Provided material ▸
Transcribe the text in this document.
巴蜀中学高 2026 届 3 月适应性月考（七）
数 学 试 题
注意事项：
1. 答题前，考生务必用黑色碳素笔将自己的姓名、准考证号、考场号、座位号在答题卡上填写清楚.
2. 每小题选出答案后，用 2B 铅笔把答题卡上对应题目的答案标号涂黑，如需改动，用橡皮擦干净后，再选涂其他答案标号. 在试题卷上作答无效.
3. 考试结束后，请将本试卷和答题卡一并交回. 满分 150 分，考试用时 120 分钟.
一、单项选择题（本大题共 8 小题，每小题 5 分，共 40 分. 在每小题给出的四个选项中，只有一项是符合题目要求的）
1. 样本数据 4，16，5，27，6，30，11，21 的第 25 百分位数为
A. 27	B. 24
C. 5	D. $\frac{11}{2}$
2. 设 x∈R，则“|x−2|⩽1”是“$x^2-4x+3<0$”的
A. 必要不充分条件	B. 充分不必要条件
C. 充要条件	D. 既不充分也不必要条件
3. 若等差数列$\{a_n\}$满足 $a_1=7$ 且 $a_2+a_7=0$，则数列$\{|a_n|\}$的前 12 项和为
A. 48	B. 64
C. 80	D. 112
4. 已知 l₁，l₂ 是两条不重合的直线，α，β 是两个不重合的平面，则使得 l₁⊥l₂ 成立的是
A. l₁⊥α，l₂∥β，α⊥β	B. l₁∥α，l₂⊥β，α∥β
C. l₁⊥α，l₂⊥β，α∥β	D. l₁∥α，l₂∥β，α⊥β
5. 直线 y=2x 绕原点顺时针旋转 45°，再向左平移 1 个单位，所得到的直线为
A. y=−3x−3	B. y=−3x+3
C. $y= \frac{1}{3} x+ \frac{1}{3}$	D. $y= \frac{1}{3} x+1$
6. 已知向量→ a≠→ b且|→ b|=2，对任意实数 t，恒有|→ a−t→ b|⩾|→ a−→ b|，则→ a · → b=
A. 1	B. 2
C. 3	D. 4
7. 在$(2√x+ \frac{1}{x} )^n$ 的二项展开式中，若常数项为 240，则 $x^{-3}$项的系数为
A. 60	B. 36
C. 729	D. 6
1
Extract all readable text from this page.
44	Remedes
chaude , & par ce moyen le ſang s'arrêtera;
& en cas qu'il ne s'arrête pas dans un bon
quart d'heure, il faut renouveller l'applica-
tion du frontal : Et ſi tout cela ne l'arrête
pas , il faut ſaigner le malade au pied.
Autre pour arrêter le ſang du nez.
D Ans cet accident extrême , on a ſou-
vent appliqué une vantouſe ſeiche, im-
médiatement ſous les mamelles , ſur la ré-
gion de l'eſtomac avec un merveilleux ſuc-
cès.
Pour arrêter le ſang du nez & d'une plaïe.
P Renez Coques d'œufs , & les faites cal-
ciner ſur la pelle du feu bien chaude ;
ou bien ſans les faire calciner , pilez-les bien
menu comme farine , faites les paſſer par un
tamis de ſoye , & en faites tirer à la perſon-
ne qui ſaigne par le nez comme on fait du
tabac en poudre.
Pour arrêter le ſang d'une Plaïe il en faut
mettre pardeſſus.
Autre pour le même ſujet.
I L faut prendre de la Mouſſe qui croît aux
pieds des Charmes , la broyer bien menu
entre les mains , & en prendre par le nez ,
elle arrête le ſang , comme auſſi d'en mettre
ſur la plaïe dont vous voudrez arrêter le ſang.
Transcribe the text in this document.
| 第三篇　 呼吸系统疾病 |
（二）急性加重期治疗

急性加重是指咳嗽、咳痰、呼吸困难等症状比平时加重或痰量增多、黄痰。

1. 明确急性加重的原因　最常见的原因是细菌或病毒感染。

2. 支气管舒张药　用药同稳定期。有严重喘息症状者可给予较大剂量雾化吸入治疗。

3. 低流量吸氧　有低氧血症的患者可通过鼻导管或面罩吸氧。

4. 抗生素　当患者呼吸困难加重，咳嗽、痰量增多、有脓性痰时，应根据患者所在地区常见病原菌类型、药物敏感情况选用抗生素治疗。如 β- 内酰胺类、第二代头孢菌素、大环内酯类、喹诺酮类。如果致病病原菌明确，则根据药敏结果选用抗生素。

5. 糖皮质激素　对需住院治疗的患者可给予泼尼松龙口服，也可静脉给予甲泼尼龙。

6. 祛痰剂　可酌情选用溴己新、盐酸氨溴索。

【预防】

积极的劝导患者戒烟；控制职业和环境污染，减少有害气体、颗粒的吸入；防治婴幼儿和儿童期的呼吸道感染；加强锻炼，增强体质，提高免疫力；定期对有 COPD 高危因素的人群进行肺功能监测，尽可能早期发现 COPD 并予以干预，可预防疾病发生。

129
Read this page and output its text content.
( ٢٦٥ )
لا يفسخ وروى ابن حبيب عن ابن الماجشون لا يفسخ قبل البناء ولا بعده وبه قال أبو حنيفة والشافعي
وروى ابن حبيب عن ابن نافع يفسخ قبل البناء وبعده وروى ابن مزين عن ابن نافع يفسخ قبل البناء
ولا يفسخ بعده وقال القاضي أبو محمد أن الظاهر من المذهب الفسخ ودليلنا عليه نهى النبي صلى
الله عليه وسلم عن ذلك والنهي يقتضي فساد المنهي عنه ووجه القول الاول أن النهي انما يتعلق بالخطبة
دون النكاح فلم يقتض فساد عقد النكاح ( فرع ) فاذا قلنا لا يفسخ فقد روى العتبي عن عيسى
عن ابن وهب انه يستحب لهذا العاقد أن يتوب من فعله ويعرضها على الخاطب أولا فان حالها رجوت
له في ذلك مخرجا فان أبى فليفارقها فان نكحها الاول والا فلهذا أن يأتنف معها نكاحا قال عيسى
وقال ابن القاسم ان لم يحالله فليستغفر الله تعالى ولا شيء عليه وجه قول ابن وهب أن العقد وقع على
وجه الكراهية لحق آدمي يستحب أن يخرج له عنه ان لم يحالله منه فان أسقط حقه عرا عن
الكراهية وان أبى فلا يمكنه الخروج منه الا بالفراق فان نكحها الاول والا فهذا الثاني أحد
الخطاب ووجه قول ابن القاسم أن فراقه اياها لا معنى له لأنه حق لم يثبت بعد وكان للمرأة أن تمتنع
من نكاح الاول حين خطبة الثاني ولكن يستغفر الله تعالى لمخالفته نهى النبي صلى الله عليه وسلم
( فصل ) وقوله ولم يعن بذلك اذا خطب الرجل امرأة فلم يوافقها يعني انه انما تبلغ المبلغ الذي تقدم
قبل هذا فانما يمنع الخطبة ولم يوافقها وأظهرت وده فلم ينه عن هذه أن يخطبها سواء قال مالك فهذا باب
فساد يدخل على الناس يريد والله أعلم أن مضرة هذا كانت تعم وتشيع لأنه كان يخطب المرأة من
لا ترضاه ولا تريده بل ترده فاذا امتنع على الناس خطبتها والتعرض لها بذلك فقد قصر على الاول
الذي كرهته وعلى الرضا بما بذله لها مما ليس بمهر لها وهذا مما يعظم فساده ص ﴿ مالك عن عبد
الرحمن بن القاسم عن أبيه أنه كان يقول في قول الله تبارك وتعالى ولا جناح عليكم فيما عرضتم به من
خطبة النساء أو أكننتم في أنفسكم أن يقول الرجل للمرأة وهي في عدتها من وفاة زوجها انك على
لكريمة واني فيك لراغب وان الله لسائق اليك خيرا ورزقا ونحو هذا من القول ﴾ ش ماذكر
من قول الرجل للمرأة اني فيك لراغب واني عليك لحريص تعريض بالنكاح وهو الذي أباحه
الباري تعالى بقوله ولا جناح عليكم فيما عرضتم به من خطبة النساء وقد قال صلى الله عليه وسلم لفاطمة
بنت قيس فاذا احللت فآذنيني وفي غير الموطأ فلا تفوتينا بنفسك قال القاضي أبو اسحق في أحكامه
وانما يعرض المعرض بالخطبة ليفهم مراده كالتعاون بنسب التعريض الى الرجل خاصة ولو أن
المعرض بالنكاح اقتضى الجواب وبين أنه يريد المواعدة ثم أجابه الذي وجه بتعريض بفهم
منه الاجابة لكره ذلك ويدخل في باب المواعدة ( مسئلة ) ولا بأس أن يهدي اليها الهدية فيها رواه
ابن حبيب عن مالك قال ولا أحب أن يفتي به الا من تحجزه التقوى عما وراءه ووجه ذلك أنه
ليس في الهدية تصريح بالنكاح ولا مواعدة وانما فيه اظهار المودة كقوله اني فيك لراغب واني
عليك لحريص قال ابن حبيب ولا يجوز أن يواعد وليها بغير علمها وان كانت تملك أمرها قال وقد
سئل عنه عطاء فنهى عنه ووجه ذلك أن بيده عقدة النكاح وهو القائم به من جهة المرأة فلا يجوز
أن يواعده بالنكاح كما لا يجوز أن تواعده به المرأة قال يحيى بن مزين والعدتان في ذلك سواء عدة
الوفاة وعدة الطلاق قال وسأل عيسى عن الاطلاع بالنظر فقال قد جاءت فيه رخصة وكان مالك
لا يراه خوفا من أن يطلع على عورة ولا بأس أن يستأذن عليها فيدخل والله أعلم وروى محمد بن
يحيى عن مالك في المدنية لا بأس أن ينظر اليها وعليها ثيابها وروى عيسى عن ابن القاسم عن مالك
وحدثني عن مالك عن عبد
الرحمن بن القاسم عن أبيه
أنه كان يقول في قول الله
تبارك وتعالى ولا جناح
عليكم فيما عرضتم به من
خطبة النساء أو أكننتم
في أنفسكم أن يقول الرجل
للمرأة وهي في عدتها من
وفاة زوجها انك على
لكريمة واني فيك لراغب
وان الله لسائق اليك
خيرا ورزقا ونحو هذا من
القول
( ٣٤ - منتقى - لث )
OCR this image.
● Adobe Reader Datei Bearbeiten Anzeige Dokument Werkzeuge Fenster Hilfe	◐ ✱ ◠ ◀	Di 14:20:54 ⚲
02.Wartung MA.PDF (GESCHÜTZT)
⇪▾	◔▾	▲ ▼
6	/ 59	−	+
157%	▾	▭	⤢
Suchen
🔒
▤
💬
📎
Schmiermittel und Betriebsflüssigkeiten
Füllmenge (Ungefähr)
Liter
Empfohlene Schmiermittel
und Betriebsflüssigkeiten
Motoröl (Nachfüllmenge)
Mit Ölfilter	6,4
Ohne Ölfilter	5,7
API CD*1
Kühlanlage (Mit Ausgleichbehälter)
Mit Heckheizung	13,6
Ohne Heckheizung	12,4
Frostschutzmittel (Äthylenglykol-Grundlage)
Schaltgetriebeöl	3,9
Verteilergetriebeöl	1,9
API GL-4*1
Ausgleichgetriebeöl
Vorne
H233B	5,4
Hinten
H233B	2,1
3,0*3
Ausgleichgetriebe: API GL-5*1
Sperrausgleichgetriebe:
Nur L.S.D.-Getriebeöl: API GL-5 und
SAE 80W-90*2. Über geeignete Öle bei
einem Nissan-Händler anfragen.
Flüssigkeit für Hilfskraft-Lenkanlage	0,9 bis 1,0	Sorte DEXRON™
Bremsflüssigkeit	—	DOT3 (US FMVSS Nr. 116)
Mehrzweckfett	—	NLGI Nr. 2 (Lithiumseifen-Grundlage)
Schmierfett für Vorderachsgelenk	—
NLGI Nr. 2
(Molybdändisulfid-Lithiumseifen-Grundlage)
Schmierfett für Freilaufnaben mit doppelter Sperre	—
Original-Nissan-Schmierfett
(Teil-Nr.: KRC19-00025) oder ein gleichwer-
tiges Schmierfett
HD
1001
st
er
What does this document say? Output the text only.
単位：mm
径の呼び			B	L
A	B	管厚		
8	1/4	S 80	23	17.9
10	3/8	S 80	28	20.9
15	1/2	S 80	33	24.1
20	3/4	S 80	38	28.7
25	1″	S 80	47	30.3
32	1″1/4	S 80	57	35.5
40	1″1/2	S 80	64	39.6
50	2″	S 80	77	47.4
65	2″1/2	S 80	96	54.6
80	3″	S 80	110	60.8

Given task ▸ Scan the records above for the string "يجوز", then report every line that contains it.

Output of the exercise ▸
عليك لحريص قال ابن حبيب ولا يجوز أن يواعد وليها بغير علمها وان كانت تملك أمرها قال وقد
سئل عنه عطاء فنهى عنه ووجه ذلك أن بيده عقدة النكاح وهو القائم به من جهة المرأة فلا يجوز
أن يواعده بالنكاح كما لا يجوز أن تواعده به المرأة قال يحيى بن مزين والعدتان في ذلك سواء عدة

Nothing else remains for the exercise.